STATED TASK: Read the lines that follow and pick out every one containing the word "title".

########################################

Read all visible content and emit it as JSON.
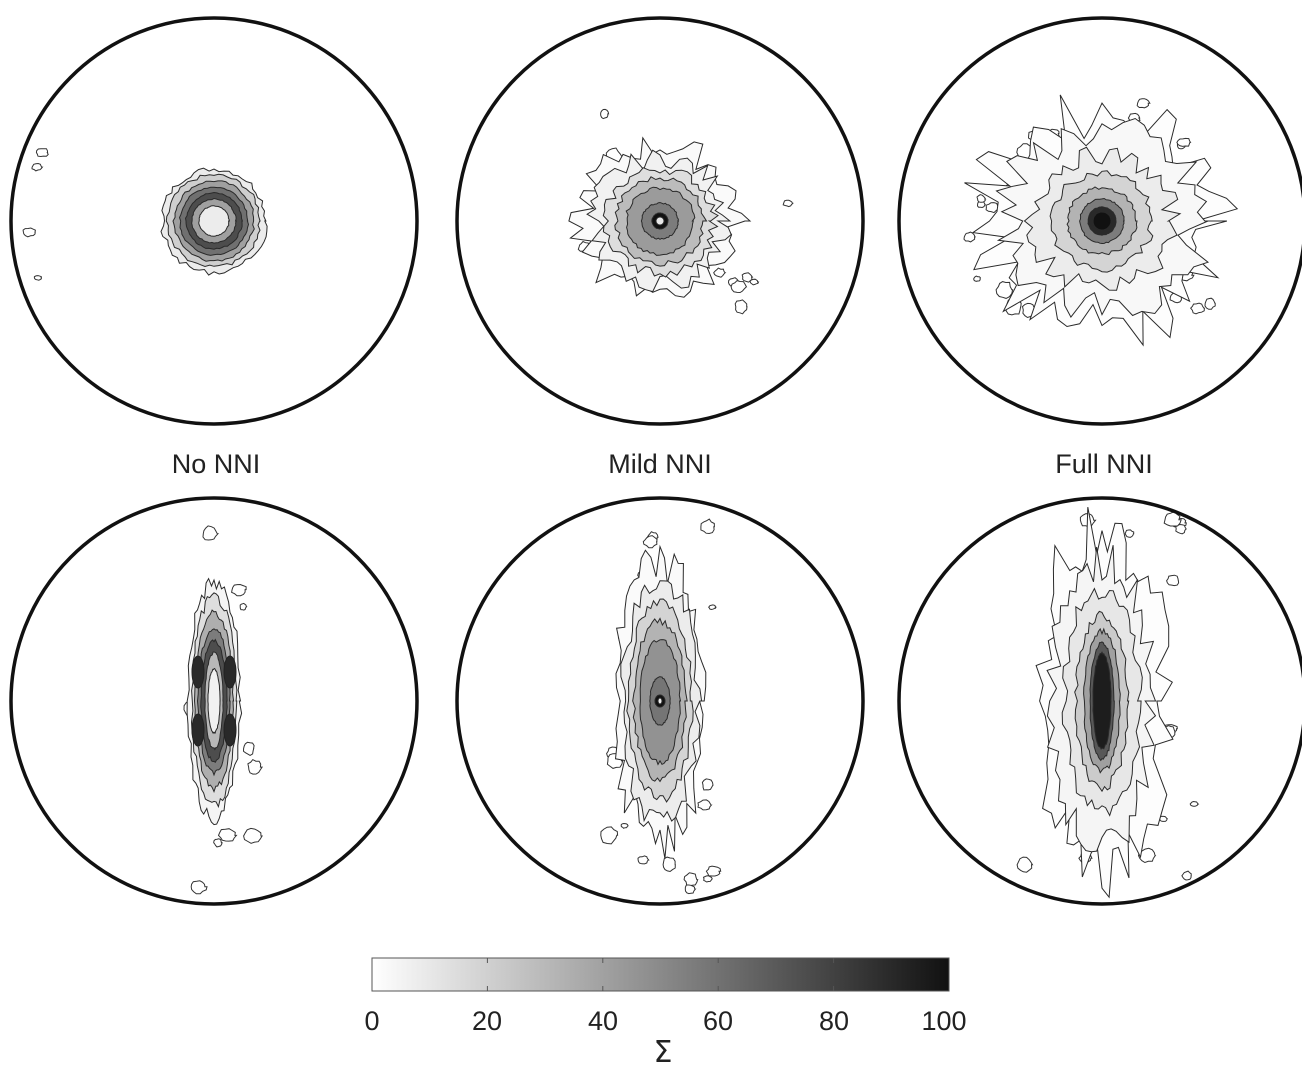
{
  "figure": {
    "panel_labels": [
      "No NNI",
      "Mild NNI",
      "Full NNI"
    ],
    "rows": 2,
    "columns": 3
  },
  "colorbar": {
    "label": "Σ",
    "min": 0,
    "max": 100,
    "ticks": [
      "0",
      "20",
      "40",
      "60",
      "80",
      "100"
    ],
    "colormap": [
      "#ffffff",
      "#111111"
    ]
  },
  "panels": [
    {
      "row": 0,
      "column": 0,
      "shape": "circular",
      "spread": "narrow",
      "peak_level": 80,
      "center_level": 5
    },
    {
      "row": 0,
      "column": 1,
      "shape": "circular",
      "spread": "medium",
      "peak_level": 100,
      "center_level": 100
    },
    {
      "row": 0,
      "column": 2,
      "shape": "circular",
      "spread": "wide",
      "peak_level": 100,
      "center_level": 100
    },
    {
      "row": 1,
      "column": 0,
      "shape": "vertical-elongated",
      "spread": "narrow",
      "peak_level": 90,
      "center_level": 5
    },
    {
      "row": 1,
      "column": 1,
      "shape": "vertical-elongated",
      "spread": "medium",
      "peak_level": 100,
      "center_level": 100
    },
    {
      "row": 1,
      "column": 2,
      "shape": "vertical-elongated",
      "spread": "wide",
      "peak_level": 100,
      "center_level": 100
    }
  ]
}
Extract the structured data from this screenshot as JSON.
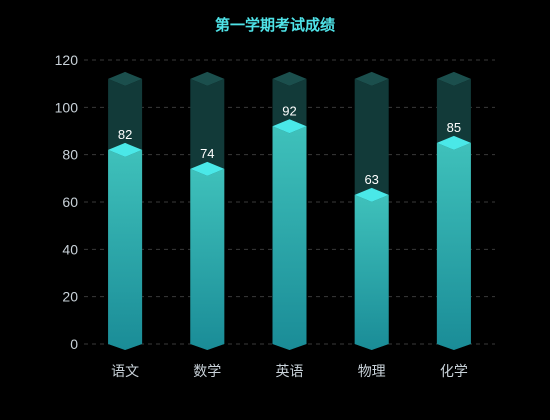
{
  "chart_data": {
    "type": "bar",
    "title": "第一学期考试成绩",
    "categories": [
      "语文",
      "数学",
      "英语",
      "物理",
      "化学"
    ],
    "values": [
      82,
      74,
      92,
      63,
      85
    ],
    "ylim": [
      0,
      120
    ],
    "yticks": [
      0,
      20,
      40,
      60,
      80,
      100,
      120
    ],
    "background_max": 112,
    "grid": true,
    "colors": {
      "title": "#4fe3e8",
      "tick": "#c9d2d9",
      "category": "#c9d2d9",
      "value_label": "#ffffff",
      "grid": "#3a3a3a",
      "bar_top": "#3fc1bb",
      "bar_bottom": "#1a8c97",
      "bar_cap": "#4ae8e8",
      "track": "#123a39",
      "track_cap": "#1b4f4d"
    }
  }
}
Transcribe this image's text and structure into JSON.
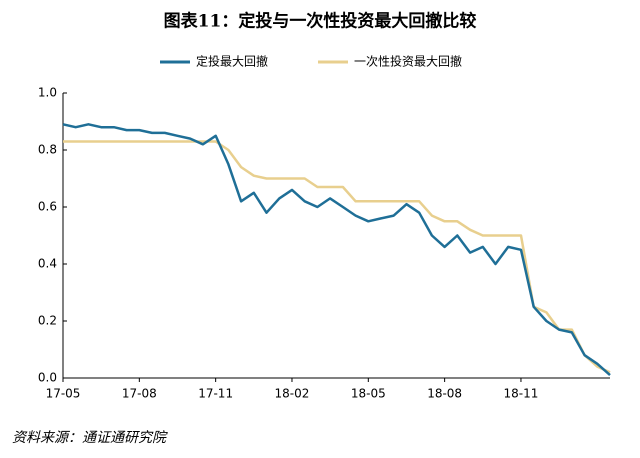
{
  "chart_data": {
    "type": "line",
    "title": "图表11：定投与一次性投资最大回撤比较",
    "source": "资料来源：通证通研究院",
    "categories": [
      "17-05",
      null,
      null,
      null,
      null,
      null,
      "17-08",
      null,
      null,
      null,
      null,
      null,
      "17-11",
      null,
      null,
      null,
      null,
      null,
      "18-02",
      null,
      null,
      null,
      null,
      null,
      "18-05",
      null,
      null,
      null,
      null,
      null,
      "18-08",
      null,
      null,
      null,
      null,
      null,
      "18-11",
      null,
      null,
      null,
      null,
      null,
      null,
      null
    ],
    "series": [
      {
        "name": "定投最大回撤",
        "color": "#1f6f97",
        "values": [
          0.89,
          0.88,
          0.89,
          0.88,
          0.88,
          0.87,
          0.87,
          0.86,
          0.86,
          0.85,
          0.84,
          0.82,
          0.85,
          0.75,
          0.62,
          0.65,
          0.58,
          0.63,
          0.66,
          0.62,
          0.6,
          0.63,
          0.6,
          0.57,
          0.55,
          0.56,
          0.57,
          0.61,
          0.58,
          0.5,
          0.46,
          0.5,
          0.44,
          0.46,
          0.4,
          0.46,
          0.45,
          0.25,
          0.2,
          0.17,
          0.16,
          0.08,
          0.05,
          0.01
        ]
      },
      {
        "name": "一次性投资最大回撤",
        "color": "#e8cf8e",
        "values": [
          0.83,
          0.83,
          0.83,
          0.83,
          0.83,
          0.83,
          0.83,
          0.83,
          0.83,
          0.83,
          0.83,
          0.83,
          0.83,
          0.8,
          0.74,
          0.71,
          0.7,
          0.7,
          0.7,
          0.7,
          0.67,
          0.67,
          0.67,
          0.62,
          0.62,
          0.62,
          0.62,
          0.62,
          0.62,
          0.57,
          0.55,
          0.55,
          0.52,
          0.5,
          0.5,
          0.5,
          0.5,
          0.25,
          0.23,
          0.17,
          0.17,
          0.08,
          0.04,
          0.02
        ]
      }
    ],
    "ylim": [
      0,
      1
    ],
    "yticks": [
      {
        "value": 0,
        "label": "0.0"
      },
      0.2,
      0.4,
      0.6,
      0.8,
      {
        "value": 1,
        "label": "1.0"
      }
    ],
    "grid": false
  }
}
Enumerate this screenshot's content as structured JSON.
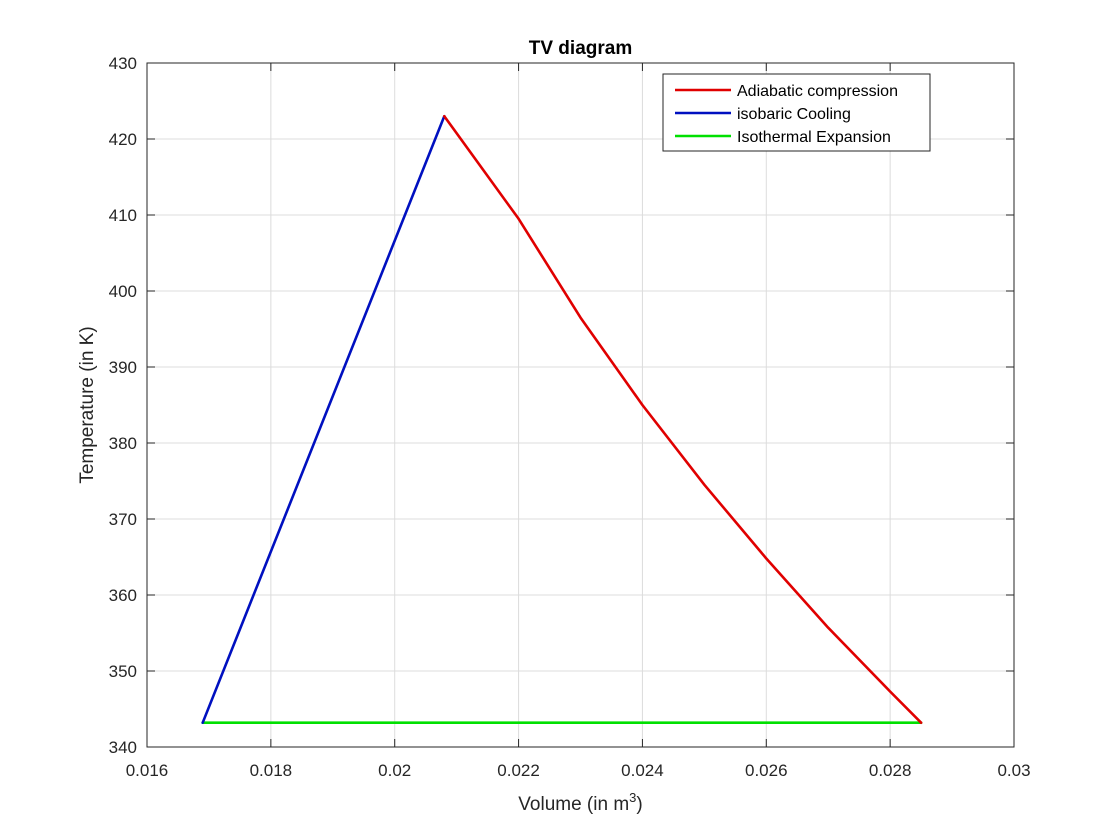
{
  "chart_data": {
    "type": "line",
    "title": "TV diagram",
    "xlabel": "Volume (in m",
    "xlabel_superscript": "3",
    "xlabel_suffix": ")",
    "ylabel": "Temperature (in K)",
    "xlim": [
      0.016,
      0.03
    ],
    "ylim": [
      340,
      430
    ],
    "x_ticks": [
      0.016,
      0.018,
      0.02,
      0.022,
      0.024,
      0.026,
      0.028,
      0.03
    ],
    "x_tick_labels": [
      "0.016",
      "0.018",
      "0.02",
      "0.022",
      "0.024",
      "0.026",
      "0.028",
      "0.03"
    ],
    "y_ticks": [
      340,
      350,
      360,
      370,
      380,
      390,
      400,
      410,
      420,
      430
    ],
    "y_tick_labels": [
      "340",
      "350",
      "360",
      "370",
      "380",
      "390",
      "400",
      "410",
      "420",
      "430"
    ],
    "grid": true,
    "legend_position": "top-right",
    "series": [
      {
        "name": "Adiabatic compression",
        "color": "#e00000",
        "x": [
          0.0208,
          0.022,
          0.023,
          0.024,
          0.025,
          0.026,
          0.027,
          0.028,
          0.0285
        ],
        "y": [
          423.0,
          409.5,
          396.5,
          385.0,
          374.5,
          364.8,
          355.7,
          347.3,
          343.2
        ]
      },
      {
        "name": "isobaric Cooling",
        "color": "#0010c0",
        "x": [
          0.0169,
          0.0208
        ],
        "y": [
          343.2,
          423.0
        ]
      },
      {
        "name": "Isothermal Expansion",
        "color": "#00e000",
        "x": [
          0.0169,
          0.0285
        ],
        "y": [
          343.2,
          343.2
        ]
      }
    ]
  }
}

########################################

RESPONSE TO THE EXERCISE:
    "title": "第一学期考试成绩",
      "title": "#4fe3e8",
    "title": "图表11：定投与一次性投资最大回撤比较",
    "title": "TV diagram",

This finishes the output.